- **Items listed in a dataset**
######

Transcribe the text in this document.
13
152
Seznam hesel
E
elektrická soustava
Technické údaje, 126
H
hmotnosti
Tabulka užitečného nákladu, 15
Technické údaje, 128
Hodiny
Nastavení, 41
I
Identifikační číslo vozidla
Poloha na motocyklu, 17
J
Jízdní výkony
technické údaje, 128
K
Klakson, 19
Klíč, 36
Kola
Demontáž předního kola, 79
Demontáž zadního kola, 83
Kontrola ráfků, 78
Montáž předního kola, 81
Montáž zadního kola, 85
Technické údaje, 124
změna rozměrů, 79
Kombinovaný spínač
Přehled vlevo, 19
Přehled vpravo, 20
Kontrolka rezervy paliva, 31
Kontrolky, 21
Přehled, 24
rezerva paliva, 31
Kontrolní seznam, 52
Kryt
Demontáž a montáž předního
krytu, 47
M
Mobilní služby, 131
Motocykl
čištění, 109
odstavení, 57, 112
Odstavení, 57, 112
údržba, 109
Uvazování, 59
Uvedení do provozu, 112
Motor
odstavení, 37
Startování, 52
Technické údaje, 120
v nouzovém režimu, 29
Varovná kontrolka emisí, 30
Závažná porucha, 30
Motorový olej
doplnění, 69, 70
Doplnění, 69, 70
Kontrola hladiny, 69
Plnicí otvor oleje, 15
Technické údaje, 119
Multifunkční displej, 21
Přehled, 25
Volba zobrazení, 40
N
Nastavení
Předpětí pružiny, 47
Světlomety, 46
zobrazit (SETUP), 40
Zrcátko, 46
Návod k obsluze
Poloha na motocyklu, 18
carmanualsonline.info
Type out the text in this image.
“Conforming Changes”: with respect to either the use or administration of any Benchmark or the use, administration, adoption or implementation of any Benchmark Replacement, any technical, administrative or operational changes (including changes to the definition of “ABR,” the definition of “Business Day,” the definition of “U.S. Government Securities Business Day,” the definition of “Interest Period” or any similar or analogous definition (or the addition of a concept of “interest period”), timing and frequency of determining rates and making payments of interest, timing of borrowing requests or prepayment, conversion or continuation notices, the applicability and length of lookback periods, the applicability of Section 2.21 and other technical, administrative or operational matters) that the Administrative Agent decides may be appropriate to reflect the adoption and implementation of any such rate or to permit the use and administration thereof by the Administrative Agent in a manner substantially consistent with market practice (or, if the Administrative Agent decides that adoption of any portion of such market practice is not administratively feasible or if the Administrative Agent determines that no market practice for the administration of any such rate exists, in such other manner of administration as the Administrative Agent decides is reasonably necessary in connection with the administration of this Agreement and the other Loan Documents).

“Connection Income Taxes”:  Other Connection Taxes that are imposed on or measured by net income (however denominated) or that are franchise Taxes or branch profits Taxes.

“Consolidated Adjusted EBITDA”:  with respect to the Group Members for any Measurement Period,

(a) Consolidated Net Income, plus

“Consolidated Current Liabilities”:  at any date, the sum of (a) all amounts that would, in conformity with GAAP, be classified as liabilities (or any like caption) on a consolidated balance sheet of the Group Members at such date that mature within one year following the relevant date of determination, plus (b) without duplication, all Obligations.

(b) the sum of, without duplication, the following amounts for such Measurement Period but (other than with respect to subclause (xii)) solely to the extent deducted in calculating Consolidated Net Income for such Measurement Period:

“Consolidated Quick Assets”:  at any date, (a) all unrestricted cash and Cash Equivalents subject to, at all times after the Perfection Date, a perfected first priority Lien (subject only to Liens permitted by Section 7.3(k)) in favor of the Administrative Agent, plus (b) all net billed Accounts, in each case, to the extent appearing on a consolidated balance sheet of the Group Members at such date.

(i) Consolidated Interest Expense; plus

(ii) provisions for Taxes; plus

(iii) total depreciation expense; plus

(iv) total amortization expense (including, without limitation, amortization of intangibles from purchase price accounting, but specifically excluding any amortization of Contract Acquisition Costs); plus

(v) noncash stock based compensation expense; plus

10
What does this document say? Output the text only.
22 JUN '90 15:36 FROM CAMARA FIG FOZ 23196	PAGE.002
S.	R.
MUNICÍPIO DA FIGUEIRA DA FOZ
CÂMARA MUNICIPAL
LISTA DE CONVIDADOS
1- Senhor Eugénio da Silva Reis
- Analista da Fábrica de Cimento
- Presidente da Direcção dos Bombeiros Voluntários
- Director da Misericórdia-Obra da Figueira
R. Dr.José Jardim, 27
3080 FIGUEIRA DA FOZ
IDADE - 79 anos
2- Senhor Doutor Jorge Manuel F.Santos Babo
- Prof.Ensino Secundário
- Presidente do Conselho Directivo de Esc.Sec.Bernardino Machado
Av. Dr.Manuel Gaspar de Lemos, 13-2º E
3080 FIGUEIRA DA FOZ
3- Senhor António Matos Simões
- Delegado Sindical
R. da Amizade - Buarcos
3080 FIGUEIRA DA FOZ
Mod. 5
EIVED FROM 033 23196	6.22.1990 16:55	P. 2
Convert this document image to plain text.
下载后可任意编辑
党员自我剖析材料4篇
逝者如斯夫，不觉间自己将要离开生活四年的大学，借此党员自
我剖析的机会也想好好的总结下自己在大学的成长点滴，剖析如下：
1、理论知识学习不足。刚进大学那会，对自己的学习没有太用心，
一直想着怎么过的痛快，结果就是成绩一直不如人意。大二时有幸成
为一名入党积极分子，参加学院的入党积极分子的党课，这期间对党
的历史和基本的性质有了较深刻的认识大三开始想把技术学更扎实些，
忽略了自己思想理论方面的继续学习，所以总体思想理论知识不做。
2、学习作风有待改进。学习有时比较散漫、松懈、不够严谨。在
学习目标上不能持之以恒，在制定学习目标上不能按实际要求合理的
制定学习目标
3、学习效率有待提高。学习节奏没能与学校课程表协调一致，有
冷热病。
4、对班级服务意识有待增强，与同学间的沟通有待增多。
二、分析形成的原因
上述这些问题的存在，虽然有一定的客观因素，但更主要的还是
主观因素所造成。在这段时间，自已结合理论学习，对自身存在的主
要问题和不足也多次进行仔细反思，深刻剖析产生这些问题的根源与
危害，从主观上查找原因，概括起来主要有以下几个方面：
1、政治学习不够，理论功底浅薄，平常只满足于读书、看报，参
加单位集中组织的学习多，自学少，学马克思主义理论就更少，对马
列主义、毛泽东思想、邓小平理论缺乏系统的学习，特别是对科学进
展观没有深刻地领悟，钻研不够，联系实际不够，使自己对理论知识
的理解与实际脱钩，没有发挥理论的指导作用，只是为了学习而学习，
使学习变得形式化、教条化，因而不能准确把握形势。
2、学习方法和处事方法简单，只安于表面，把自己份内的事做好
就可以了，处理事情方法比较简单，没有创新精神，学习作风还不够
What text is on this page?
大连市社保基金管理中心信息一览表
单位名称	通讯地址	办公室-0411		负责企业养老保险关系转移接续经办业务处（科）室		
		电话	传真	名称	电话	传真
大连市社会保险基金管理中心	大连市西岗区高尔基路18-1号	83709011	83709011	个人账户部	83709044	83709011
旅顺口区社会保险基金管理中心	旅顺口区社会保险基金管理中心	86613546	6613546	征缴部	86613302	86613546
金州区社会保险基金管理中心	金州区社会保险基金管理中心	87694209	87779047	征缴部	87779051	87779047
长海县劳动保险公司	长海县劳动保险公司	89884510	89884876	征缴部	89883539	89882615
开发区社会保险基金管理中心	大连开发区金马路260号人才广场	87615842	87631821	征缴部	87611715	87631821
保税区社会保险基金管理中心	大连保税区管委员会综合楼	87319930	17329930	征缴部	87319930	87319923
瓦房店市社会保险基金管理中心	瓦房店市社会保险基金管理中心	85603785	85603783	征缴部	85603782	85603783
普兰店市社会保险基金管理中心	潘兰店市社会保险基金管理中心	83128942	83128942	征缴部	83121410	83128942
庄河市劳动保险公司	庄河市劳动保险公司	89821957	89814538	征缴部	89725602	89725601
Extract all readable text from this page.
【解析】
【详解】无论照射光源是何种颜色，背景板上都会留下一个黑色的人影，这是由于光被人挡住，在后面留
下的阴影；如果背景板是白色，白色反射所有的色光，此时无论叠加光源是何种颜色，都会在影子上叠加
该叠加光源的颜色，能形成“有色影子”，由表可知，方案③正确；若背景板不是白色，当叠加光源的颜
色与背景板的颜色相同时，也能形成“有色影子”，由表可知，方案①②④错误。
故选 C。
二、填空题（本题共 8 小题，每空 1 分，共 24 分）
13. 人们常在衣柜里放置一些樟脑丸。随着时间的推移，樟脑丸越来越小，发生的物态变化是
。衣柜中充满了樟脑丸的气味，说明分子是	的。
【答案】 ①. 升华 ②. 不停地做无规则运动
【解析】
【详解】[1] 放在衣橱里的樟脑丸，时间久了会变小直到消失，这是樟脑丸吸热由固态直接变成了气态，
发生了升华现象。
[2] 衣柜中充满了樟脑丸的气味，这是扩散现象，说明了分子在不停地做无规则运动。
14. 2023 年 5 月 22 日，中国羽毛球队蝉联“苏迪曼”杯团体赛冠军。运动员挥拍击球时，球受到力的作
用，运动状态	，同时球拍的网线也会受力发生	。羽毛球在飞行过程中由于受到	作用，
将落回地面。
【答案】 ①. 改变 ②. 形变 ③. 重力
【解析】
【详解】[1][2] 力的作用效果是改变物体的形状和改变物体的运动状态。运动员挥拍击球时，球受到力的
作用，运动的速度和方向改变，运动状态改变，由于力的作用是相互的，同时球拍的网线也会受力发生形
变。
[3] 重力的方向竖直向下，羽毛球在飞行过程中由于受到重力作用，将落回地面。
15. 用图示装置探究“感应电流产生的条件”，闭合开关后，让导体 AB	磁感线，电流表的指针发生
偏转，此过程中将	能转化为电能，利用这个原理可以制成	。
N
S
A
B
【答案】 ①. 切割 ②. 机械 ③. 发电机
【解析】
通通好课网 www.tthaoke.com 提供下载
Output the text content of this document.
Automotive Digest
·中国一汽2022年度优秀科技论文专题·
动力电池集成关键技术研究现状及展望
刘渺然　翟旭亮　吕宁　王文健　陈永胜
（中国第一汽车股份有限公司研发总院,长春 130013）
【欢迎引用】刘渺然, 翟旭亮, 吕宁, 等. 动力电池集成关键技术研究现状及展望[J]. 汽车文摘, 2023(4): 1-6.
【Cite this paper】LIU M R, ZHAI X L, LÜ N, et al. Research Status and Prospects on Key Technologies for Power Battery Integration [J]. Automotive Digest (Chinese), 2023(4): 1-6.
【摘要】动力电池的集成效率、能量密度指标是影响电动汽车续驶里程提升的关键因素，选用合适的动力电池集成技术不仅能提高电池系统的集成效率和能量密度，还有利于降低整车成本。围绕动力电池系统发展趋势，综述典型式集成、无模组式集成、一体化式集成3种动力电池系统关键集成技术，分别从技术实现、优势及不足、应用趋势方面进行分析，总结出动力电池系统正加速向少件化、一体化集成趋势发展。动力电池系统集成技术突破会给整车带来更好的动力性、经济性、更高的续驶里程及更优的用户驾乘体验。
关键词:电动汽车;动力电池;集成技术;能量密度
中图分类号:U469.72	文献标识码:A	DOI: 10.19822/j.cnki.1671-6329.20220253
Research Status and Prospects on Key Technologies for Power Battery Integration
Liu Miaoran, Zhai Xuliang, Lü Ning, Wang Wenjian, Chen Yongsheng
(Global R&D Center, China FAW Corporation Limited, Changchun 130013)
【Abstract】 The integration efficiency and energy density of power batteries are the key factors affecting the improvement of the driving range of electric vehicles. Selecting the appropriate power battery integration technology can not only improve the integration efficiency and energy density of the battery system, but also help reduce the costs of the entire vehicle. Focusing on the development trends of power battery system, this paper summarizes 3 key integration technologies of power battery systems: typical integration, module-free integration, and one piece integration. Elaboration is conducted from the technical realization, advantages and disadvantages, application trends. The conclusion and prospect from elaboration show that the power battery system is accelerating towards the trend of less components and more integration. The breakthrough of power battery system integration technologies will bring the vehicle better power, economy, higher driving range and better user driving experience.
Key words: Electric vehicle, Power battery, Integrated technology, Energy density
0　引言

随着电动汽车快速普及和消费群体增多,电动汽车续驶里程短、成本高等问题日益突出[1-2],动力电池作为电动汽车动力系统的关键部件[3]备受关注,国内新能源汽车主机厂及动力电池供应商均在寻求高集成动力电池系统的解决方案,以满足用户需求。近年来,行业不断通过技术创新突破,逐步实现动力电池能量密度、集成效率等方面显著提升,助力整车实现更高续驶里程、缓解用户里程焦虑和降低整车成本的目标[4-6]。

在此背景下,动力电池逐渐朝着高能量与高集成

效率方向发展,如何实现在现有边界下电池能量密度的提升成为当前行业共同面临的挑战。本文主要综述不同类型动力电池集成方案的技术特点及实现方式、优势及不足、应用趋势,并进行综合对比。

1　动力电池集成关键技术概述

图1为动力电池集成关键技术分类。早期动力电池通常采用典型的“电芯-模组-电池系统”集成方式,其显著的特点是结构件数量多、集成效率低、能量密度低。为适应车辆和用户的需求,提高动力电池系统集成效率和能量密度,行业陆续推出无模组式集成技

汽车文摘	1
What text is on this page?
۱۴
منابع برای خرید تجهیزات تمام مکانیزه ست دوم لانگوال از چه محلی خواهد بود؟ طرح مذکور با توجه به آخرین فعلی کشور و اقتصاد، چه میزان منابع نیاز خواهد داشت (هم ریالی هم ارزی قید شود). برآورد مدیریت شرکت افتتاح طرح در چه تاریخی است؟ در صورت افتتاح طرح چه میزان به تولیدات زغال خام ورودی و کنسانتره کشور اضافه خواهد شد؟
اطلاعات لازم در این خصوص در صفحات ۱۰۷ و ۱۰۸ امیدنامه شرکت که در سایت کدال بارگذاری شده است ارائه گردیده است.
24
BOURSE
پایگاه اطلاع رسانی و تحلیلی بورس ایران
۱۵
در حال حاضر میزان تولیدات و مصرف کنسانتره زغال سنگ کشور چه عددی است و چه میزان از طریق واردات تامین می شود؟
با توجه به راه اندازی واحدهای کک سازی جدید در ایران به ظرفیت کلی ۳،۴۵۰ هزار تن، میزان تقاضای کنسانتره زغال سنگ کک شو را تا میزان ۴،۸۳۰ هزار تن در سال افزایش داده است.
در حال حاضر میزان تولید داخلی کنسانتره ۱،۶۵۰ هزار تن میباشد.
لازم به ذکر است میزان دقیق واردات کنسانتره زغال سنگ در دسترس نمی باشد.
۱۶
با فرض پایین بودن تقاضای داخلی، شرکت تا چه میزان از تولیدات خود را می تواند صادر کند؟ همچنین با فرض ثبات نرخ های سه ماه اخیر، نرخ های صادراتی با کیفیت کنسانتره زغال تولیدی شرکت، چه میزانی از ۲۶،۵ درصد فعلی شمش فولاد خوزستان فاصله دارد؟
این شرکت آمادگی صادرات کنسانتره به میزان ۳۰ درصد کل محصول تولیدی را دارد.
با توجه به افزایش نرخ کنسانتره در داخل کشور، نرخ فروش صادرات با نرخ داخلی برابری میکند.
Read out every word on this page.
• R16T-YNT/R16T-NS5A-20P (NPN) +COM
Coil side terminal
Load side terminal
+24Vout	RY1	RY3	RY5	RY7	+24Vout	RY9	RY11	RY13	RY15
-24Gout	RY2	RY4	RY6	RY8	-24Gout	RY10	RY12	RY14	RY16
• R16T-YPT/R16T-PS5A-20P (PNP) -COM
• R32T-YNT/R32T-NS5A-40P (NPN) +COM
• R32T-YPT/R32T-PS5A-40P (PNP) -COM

######

- **Required work**
From the line that contains "Read out every word on this page." down to the last line of the listing above, repeat each line exactly, and include nothing else.

- **Response below**
Read out every word on this page.
• R16T-YNT/R16T-NS5A-20P (NPN) +COM
Coil side terminal
Load side terminal
+24Vout	RY1	RY3	RY5	RY7	+24Vout	RY9	RY11	RY13	RY15
-24Gout	RY2	RY4	RY6	RY8	-24Gout	RY10	RY12	RY14	RY16
• R16T-YPT/R16T-PS5A-20P (PNP) -COM
• R32T-YNT/R32T-NS5A-40P (NPN) +COM
• R32T-YPT/R32T-PS5A-40P (PNP) -COM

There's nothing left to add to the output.